→ EXERCISE DIRECTIONS
Quote every line as given.

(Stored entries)

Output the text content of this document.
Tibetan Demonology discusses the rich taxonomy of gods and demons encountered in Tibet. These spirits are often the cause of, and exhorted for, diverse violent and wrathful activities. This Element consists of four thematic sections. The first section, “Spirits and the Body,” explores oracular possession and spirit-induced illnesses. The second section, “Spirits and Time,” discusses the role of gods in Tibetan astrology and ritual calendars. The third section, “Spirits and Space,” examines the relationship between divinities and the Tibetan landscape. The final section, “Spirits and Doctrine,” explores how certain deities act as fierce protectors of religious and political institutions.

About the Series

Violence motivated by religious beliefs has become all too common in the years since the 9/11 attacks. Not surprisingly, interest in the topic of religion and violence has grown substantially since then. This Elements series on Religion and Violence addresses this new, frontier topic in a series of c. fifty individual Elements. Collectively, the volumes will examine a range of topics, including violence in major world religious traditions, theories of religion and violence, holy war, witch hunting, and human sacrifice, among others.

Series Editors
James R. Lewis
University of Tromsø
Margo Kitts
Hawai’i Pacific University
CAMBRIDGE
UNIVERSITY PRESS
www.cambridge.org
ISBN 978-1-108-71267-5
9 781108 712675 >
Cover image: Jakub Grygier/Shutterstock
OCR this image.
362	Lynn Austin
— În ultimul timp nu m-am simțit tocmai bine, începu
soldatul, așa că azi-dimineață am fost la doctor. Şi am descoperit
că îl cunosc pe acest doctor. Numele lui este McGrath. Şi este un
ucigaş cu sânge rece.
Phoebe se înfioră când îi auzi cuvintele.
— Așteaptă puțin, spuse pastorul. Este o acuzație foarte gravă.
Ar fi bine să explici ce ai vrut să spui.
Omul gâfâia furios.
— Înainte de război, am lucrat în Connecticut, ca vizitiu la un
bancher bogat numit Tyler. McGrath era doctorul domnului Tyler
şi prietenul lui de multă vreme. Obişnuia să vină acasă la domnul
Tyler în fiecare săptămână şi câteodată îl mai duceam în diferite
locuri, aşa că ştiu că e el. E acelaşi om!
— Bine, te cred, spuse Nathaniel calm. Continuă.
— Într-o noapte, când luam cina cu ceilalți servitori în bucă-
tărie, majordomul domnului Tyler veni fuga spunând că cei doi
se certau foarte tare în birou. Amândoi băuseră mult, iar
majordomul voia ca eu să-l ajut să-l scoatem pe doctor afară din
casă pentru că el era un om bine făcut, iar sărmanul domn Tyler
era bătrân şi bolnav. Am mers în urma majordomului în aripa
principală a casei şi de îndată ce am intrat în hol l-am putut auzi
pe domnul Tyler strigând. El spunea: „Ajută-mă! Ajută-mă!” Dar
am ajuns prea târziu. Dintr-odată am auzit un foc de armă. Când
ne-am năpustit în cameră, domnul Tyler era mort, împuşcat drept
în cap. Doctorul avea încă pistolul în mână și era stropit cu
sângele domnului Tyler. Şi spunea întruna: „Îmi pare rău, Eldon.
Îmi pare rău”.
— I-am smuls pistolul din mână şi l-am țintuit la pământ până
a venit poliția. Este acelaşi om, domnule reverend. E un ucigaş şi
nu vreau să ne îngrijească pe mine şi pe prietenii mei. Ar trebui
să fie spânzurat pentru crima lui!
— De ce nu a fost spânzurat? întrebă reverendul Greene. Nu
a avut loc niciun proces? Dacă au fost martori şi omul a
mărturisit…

→ FINAL RESULT
Output the text content of this document.
Tibetan Demonology discusses the rich taxonomy of gods and demons encountered in Tibet. These spirits are often the cause of, and exhorted for, diverse violent and wrathful activities. This Element consists of four thematic sections. The first section, “Spirits and the Body,” explores oracular possession and spirit-induced illnesses. The second section, “Spirits and Time,” discusses the role of gods in Tibetan astrology and ritual calendars. The third section, “Spirits and Space,” examines the relationship between divinities and the Tibetan landscape. The final section, “Spirits and Doctrine,” explores how certain deities act as fierce protectors of religious and political institutions.

About the Series

Violence motivated by religious beliefs has become all too common in the years since the 9/11 attacks. Not surprisingly, interest in the topic of religion and violence has grown substantially since then. This Elements series on Religion and Violence addresses this new, frontier topic in a series of c. fifty individual Elements. Collectively, the volumes will examine a range of topics, including violence in major world religious traditions, theories of religion and violence, holy war, witch hunting, and human sacrifice, among others.

Series Editors
James R. Lewis
University of Tromsø
Margo Kitts
Hawai’i Pacific University
CAMBRIDGE
UNIVERSITY PRESS
www.cambridge.org
ISBN 978-1-108-71267-5
9 781108 712675 >
Cover image: Jakub Grygier/Shutterstock
OCR this image.
362	Lynn Austin
— În ultimul timp nu m-am simțit tocmai bine, începu
soldatul, așa că azi-dimineață am fost la doctor. Şi am descoperit
că îl cunosc pe acest doctor. Numele lui este McGrath. Şi este un
ucigaş cu sânge rece.
Phoebe se înfioră când îi auzi cuvintele.
— Așteaptă puțin, spuse pastorul. Este o acuzație foarte gravă.
Ar fi bine să explici ce ai vrut să spui.
Omul gâfâia furios.
— Înainte de război, am lucrat în Connecticut, ca vizitiu la un
bancher bogat numit Tyler. McGrath era doctorul domnului Tyler
şi prietenul lui de multă vreme. Obişnuia să vină acasă la domnul
Tyler în fiecare săptămână şi câteodată îl mai duceam în diferite
locuri, aşa că ştiu că e el. E acelaşi om!
— Bine, te cred, spuse Nathaniel calm. Continuă.
— Într-o noapte, când luam cina cu ceilalți servitori în bucă-
tărie, majordomul domnului Tyler veni fuga spunând că cei doi
se certau foarte tare în birou. Amândoi băuseră mult, iar
majordomul voia ca eu să-l ajut să-l scoatem pe doctor afară din
casă pentru că el era un om bine făcut, iar sărmanul domn Tyler
era bătrân şi bolnav. Am mers în urma majordomului în aripa
principală a casei şi de îndată ce am intrat în hol l-am putut auzi
pe domnul Tyler strigând. El spunea: „Ajută-mă! Ajută-mă!” Dar
am ajuns prea târziu. Dintr-odată am auzit un foc de armă. Când
ne-am năpustit în cameră, domnul Tyler era mort, împuşcat drept
în cap. Doctorul avea încă pistolul în mână și era stropit cu
sângele domnului Tyler. Şi spunea întruna: „Îmi pare rău, Eldon.
Îmi pare rău”.
— I-am smuls pistolul din mână şi l-am țintuit la pământ până
a venit poliția. Este acelaşi om, domnule reverend. E un ucigaş şi
nu vreau să ne îngrijească pe mine şi pe prietenii mei. Ar trebui
să fie spânzurat pentru crima lui!
— De ce nu a fost spânzurat? întrebă reverendul Greene. Nu
a avut loc niciun proces? Dacă au fost martori şi omul a
mărturisit…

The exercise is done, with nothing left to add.